Write the listing out again, all of it, word for word.

Start Provided data

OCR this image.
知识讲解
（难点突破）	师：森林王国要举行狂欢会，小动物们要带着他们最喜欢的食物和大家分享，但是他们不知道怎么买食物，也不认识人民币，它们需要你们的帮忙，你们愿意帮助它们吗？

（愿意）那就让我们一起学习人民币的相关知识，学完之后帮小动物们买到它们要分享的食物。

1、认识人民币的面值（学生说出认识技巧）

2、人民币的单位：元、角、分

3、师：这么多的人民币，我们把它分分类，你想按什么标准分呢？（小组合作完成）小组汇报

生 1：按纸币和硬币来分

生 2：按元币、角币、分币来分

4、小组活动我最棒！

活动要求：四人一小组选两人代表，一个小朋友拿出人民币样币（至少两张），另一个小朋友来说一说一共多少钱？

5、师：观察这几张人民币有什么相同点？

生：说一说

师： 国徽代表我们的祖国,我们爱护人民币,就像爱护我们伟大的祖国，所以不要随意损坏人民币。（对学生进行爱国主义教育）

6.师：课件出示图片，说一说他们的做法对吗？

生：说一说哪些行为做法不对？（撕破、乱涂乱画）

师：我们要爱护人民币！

End Provided data

**Answer**.
OCR this image.
知识讲解
（难点突破）	师：森林王国要举行狂欢会，小动物们要带着他们最喜欢的食物和大家分享，但是他们不知道怎么买食物，也不认识人民币，它们需要你们的帮忙，你们愿意帮助它们吗？

（愿意）那就让我们一起学习人民币的相关知识，学完之后帮小动物们买到它们要分享的食物。

1、认识人民币的面值（学生说出认识技巧）

2、人民币的单位：元、角、分

3、师：这么多的人民币，我们把它分分类，你想按什么标准分呢？（小组合作完成）小组汇报

生 1：按纸币和硬币来分

生 2：按元币、角币、分币来分

4、小组活动我最棒！

活动要求：四人一小组选两人代表，一个小朋友拿出人民币样币（至少两张），另一个小朋友来说一说一共多少钱？

5、师：观察这几张人民币有什么相同点？

生：说一说

师： 国徽代表我们的祖国,我们爱护人民币,就像爱护我们伟大的祖国，所以不要随意损坏人民币。（对学生进行爱国主义教育）

6.师：课件出示图片，说一说他们的做法对吗？

生：说一说哪些行为做法不对？（撕破、乱涂乱画）

师：我们要爱护人民币！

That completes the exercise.